SET EXERCISE: Restate the listing below word for word, omitting any images.
┄┄┄┄┄┄┄┄┄┄┄┄┄┄┄┄┄┄┄┄
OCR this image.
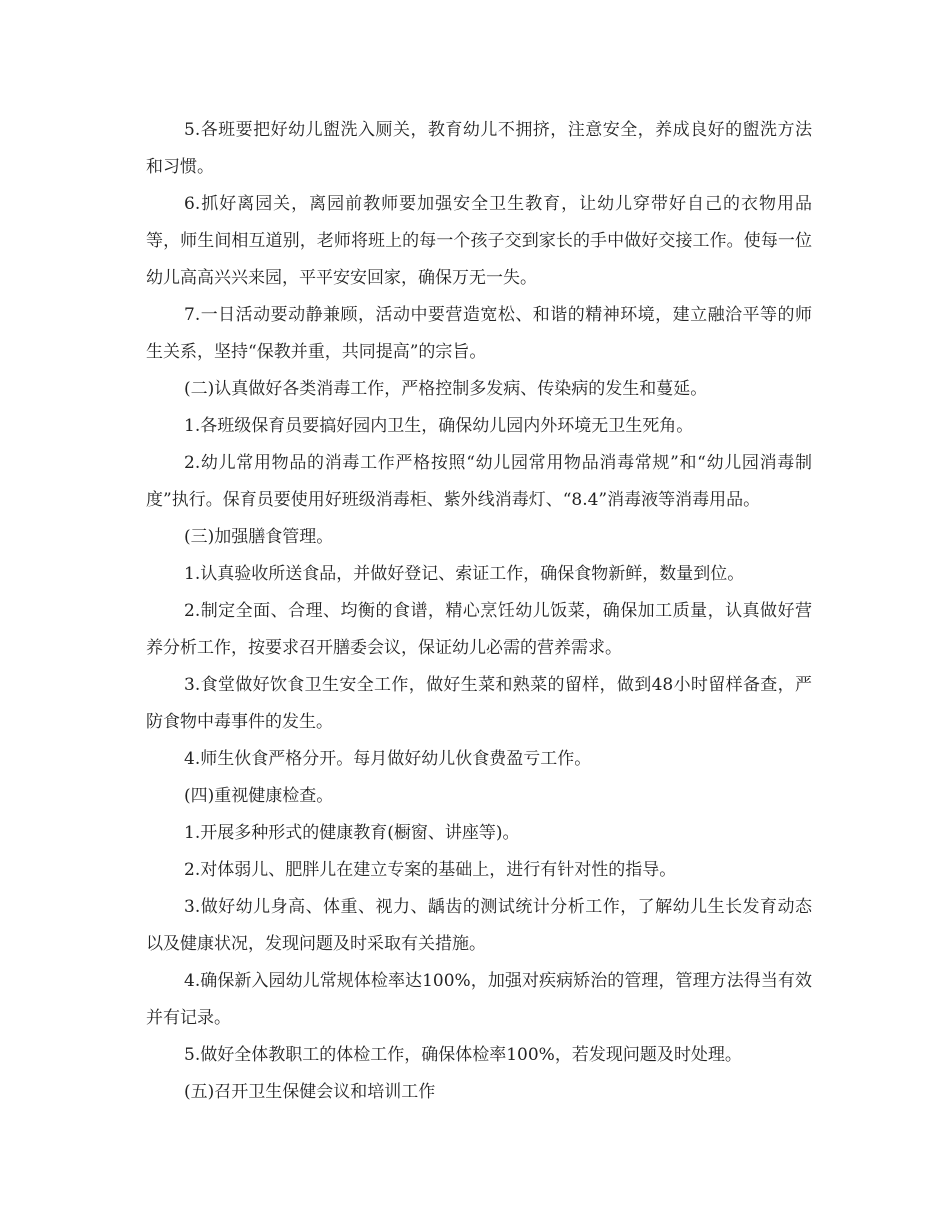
5.各班要把好幼儿盥洗入厕关，教育幼儿不拥挤，注意安全，养成良好的盥洗方法和习惯。

6.抓好离园关，离园前教师要加强安全卫生教育，让幼儿穿带好自己的衣物用品等，师生间相互道别，老师将班上的每一个孩子交到家长的手中做好交接工作。使每一位幼儿高高兴兴来园，平平安安回家，确保万无一失。

7.一日活动要动静兼顾，活动中要营造宽松、和谐的精神环境，建立融洽平等的师生关系，坚持“保教并重，共同提高”的宗旨。

(二)认真做好各类消毒工作，严格控制多发病、传染病的发生和蔓延。

1.各班级保育员要搞好园内卫生，确保幼儿园内外环境无卫生死角。

2.幼儿常用物品的消毒工作严格按照“幼儿园常用物品消毒常规”和“幼儿园消毒制度”执行。保育员要使用好班级消毒柜、紫外线消毒灯、“8.4”消毒液等消毒用品。

(三)加强膳食管理。

1.认真验收所送食品，并做好登记、索证工作，确保食物新鲜，数量到位。

2.制定全面、合理、均衡的食谱，精心烹饪幼儿饭菜，确保加工质量，认真做好营养分析工作，按要求召开膳委会议，保证幼儿必需的营养需求。

3.食堂做好饮食卫生安全工作，做好生菜和熟菜的留样，做到48小时留样备查，严防食物中毒事件的发生。

4.师生伙食严格分开。每月做好幼儿伙食费盈亏工作。

(四)重视健康检查。

1.开展多种形式的健康教育(橱窗、讲座等)。

2.对体弱儿、肥胖儿在建立专案的基础上，进行有针对性的指导。

3.做好幼儿身高、体重、视力、龋齿的测试统计分析工作，了解幼儿生长发育动态以及健康状况，发现问题及时采取有关措施。

4.确保新入园幼儿常规体检率达100%，加强对疾病矫治的管理，管理方法得当有效并有记录。

5.做好全体教职工的体检工作，确保体检率100%，若发现问题及时处理。

(五)召开卫生保健会议和培训工作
┄┄┄┄┄┄┄┄┄┄┄┄┄┄┄┄┄┄┄┄
REPLY TO THE EXERCISE:
OCR this image.
5.各班要把好幼儿盥洗入厕关，教育幼儿不拥挤，注意安全，养成良好的盥洗方法和习惯。

6.抓好离园关，离园前教师要加强安全卫生教育，让幼儿穿带好自己的衣物用品等，师生间相互道别，老师将班上的每一个孩子交到家长的手中做好交接工作。使每一位幼儿高高兴兴来园，平平安安回家，确保万无一失。

7.一日活动要动静兼顾，活动中要营造宽松、和谐的精神环境，建立融洽平等的师生关系，坚持“保教并重，共同提高”的宗旨。

(二)认真做好各类消毒工作，严格控制多发病、传染病的发生和蔓延。

1.各班级保育员要搞好园内卫生，确保幼儿园内外环境无卫生死角。

2.幼儿常用物品的消毒工作严格按照“幼儿园常用物品消毒常规”和“幼儿园消毒制度”执行。保育员要使用好班级消毒柜、紫外线消毒灯、“8.4”消毒液等消毒用品。

(三)加强膳食管理。

1.认真验收所送食品，并做好登记、索证工作，确保食物新鲜，数量到位。

2.制定全面、合理、均衡的食谱，精心烹饪幼儿饭菜，确保加工质量，认真做好营养分析工作，按要求召开膳委会议，保证幼儿必需的营养需求。

3.食堂做好饮食卫生安全工作，做好生菜和熟菜的留样，做到48小时留样备查，严防食物中毒事件的发生。

4.师生伙食严格分开。每月做好幼儿伙食费盈亏工作。

(四)重视健康检查。

1.开展多种形式的健康教育(橱窗、讲座等)。

2.对体弱儿、肥胖儿在建立专案的基础上，进行有针对性的指导。

3.做好幼儿身高、体重、视力、龋齿的测试统计分析工作，了解幼儿生长发育动态以及健康状况，发现问题及时采取有关措施。

4.确保新入园幼儿常规体检率达100%，加强对疾病矫治的管理，管理方法得当有效并有记录。

5.做好全体教职工的体检工作，确保体检率100%，若发现问题及时处理。

(五)召开卫生保健会议和培训工作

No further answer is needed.